House of Commons photo

Crucial Fact

  • His favourite word was jobs.

Last in Parliament April 1997, as Reform MP for Simcoe Centre (Ontario)

Won his last election, in 1993, with 38% of the vote.

Statements in the House

Pearson International Airport May 1st, 1995

Mr. Speaker, Pearson airport, the current hub of Canada's transportation system, is falling behind the competition in its bid to become North America's gateway to the world. Partisan politics is obscuring the main task at hand. Pearson must prepare for the 21st century and increase its capacity.

Ninety-seven Liberal MPs represent Ontario in the current government; 97 MPs whose constituents would benefit from Pearson emerging as a viable force on the international scene. Yet no solution to the current log jam is in sight.

Why is the government delaying the inevitable? Let us hold an impartial judicial inquiry into the contracting process with a specific deadline. If evidence of wrongdoing is found let us move to punish those responsible. If no evidence of wrongdoing is found let us renew, renegotiate or re-tender the contract.

This is no rocket science but the old saying about safety in numbers obviously does not apply to Ontario's voice in Ottawa.

Budget Implementation Act, 1995 April 26th, 1995

Tell the whole story, do not just give little quotes.

Budget Implementation Act, 1995 April 26th, 1995

What about the GST?

Budget Implementation Act, 1995 April 26th, 1995

Tell us about the pension plan.

Budget Implementation Act, 1995 April 26th, 1995

You have to pay the price. You have to show leadership by example. It was not there, so the budget started off on a very bad note. They just blew all credibility.

Let us talk about the budget. In 1997 the debt will be $650 billion. That is the bottom line. That is an accomplishment? That is reality. That is a fact. Interest rates on it amount to $55 billion to $60 billion. That is reality. That is a fact. We will still be overspending by $25 billion. That is reality. That is an accomplishment? It is a disaster we are going to have to face and deal with.

INFORMATION PROVIDED =

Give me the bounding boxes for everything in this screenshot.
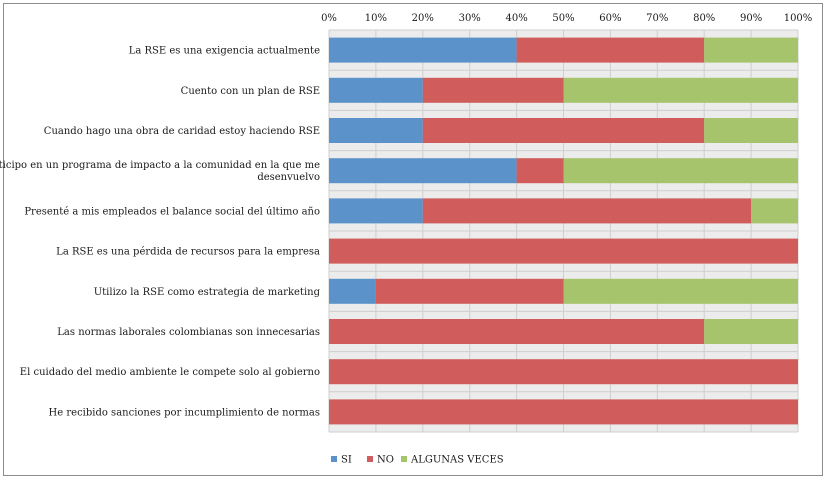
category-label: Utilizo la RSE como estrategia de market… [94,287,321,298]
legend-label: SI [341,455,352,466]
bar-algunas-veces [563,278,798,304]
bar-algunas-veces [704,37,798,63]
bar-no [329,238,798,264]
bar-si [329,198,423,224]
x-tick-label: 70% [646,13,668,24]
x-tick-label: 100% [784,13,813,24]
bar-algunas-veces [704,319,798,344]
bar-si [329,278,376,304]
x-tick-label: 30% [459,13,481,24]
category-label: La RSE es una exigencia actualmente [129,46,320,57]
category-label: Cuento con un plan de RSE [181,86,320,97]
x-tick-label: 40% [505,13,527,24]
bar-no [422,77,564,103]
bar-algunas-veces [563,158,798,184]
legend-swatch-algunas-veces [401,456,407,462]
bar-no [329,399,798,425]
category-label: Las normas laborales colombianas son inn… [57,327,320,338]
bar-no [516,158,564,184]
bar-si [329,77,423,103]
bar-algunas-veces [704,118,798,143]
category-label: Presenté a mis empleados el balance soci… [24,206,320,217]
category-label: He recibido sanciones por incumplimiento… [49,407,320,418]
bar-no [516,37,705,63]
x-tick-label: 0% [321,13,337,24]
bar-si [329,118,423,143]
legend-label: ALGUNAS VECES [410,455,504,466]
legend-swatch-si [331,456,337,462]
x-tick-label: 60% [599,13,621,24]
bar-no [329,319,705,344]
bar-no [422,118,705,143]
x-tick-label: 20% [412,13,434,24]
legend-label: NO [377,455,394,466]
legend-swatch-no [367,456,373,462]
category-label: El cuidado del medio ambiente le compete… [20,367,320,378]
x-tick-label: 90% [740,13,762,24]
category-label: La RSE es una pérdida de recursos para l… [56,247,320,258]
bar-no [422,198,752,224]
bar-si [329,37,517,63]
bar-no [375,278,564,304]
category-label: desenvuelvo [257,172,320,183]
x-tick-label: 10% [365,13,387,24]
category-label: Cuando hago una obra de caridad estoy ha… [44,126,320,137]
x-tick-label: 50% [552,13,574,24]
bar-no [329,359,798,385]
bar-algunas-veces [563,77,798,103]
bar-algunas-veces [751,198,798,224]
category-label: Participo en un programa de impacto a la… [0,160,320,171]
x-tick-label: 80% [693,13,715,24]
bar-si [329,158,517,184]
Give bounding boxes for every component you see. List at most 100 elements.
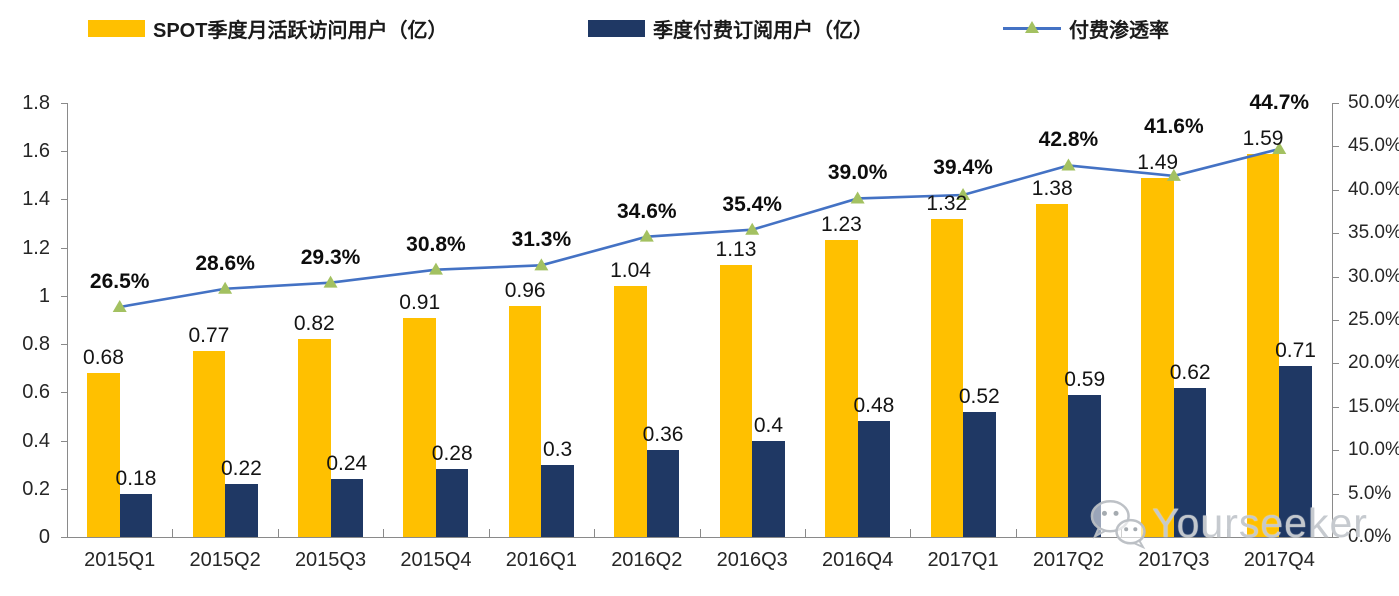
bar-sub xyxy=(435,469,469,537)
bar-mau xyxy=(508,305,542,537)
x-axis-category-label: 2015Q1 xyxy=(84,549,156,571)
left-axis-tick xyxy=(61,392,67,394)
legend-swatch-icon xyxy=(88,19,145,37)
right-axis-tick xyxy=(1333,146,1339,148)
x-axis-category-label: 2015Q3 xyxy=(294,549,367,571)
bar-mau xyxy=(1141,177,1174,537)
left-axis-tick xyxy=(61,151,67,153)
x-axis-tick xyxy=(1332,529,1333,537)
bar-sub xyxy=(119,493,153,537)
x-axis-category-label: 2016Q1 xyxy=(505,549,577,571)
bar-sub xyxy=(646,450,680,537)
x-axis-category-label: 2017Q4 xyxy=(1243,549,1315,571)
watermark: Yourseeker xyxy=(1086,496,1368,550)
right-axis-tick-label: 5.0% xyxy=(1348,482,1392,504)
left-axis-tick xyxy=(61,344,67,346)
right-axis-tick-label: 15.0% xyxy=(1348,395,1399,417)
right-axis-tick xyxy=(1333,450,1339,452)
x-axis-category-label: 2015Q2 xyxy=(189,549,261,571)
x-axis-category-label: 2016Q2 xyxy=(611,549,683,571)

THE PROBLEM = Reproduce the part of the MP's statements page starting with "Why is the government" and going on through "give little quotes.", word for word.

RESULT OF THE EXERCISE =
Why is the government delaying the inevitable? Let us hold an impartial judicial inquiry into the contracting process with a specific deadline. If evidence of wrongdoing is found let us move to punish those responsible. If no evidence of wrongdoing is found let us renew, renegotiate or re-tender the contract.

This is no rocket science but the old saying about safety in numbers obviously does not apply to Ontario's voice in Ottawa.

Budget Implementation Act, 1995 April 26th, 1995

Tell the whole story, do not just give little quotes.